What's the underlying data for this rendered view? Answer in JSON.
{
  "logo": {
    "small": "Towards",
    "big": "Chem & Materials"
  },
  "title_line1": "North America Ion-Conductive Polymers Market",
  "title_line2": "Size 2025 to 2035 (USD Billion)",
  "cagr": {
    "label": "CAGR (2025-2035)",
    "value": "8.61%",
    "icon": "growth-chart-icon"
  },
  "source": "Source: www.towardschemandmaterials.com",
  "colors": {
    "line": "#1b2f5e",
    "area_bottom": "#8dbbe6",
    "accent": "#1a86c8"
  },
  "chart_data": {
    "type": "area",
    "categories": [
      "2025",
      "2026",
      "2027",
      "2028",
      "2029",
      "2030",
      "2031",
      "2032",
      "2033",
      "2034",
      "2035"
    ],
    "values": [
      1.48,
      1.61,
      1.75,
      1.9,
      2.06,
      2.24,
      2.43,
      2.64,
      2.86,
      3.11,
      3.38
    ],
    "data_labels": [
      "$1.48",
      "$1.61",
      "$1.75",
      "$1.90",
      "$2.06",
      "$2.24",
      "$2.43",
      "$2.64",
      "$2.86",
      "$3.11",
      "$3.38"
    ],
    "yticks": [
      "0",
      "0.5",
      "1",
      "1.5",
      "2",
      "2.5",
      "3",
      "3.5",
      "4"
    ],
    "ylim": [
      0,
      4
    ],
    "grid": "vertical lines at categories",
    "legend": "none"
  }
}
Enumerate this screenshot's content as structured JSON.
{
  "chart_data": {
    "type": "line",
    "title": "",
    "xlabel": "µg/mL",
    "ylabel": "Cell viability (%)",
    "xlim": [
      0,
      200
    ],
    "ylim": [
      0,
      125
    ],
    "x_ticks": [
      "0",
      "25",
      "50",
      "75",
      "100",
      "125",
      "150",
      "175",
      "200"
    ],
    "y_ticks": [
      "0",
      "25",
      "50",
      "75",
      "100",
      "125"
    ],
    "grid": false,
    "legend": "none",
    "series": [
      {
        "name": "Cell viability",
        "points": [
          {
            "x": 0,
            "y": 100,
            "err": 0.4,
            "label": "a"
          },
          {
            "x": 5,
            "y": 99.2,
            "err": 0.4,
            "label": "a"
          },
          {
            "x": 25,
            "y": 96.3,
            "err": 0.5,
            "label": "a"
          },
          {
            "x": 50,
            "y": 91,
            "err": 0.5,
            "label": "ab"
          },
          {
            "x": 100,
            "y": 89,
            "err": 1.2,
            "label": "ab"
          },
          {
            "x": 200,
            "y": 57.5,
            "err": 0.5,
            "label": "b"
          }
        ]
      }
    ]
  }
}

SET PROBLEM - Repeat the data above exactly.

EXERCISE ANSWER -
What's the underlying data for this rendered view? Answer in JSON.
{
  "logo": {
    "small": "Towards",
    "big": "Chem & Materials"
  },
  "title_line1": "North America Ion-Conductive Polymers Market",
  "title_line2": "Size 2025 to 2035 (USD Billion)",
  "cagr": {
    "label": "CAGR (2025-2035)",
    "value": "8.61%",
    "icon": "growth-chart-icon"
  },
  "source": "Source: www.towardschemandmaterials.com",
  "colors": {
    "line": "#1b2f5e",
    "area_bottom": "#8dbbe6",
    "accent": "#1a86c8"
  },
  "chart_data": {
    "type": "area",
    "categories": [
      "2025",
      "2026",
      "2027",
      "2028",
      "2029",
      "2030",
      "2031",
      "2032",
      "2033",
      "2034",
      "2035"
    ],
    "values": [
      1.48,
      1.61,
      1.75,
      1.9,
      2.06,
      2.24,
      2.43,
      2.64,
      2.86,
      3.11,
      3.38
    ],
    "data_labels": [
      "$1.48",
      "$1.61",
      "$1.75",
      "$1.90",
      "$2.06",
      "$2.24",
      "$2.43",
      "$2.64",
      "$2.86",
      "$3.11",
      "$3.38"
    ],
    "yticks": [
      "0",
      "0.5",
      "1",
      "1.5",
      "2",
      "2.5",
      "3",
      "3.5",
      "4"
    ],
    "ylim": [
      0,
      4
    ],
    "grid": "vertical lines at categories",
    "legend": "none"
  }
}
Enumerate this screenshot's content as structured JSON.
{
  "chart_data": {
    "type": "line",
    "title": "",
    "xlabel": "µg/mL",
    "ylabel": "Cell viability (%)",
    "xlim": [
      0,
      200
    ],
    "ylim": [
      0,
      125
    ],
    "x_ticks": [
      "0",
      "25",
      "50",
      "75",
      "100",
      "125",
      "150",
      "175",
      "200"
    ],
    "y_ticks": [
      "0",
      "25",
      "50",
      "75",
      "100",
      "125"
    ],
    "grid": false,
    "legend": "none",
    "series": [
      {
        "name": "Cell viability",
        "points": [
          {
            "x": 0,
            "y": 100,
            "err": 0.4,
            "label": "a"
          },
          {
            "x": 5,
            "y": 99.2,
            "err": 0.4,
            "label": "a"
          },
          {
            "x": 25,
            "y": 96.3,
            "err": 0.5,
            "label": "a"
          },
          {
            "x": 50,
            "y": 91,
            "err": 0.5,
            "label": "ab"
          },
          {
            "x": 100,
            "y": 89,
            "err": 1.2,
            "label": "ab"
          },
          {
            "x": 200,
            "y": 57.5,
            "err": 0.5,
            "label": "b"
          }
        ]
      }
    ]
  }
}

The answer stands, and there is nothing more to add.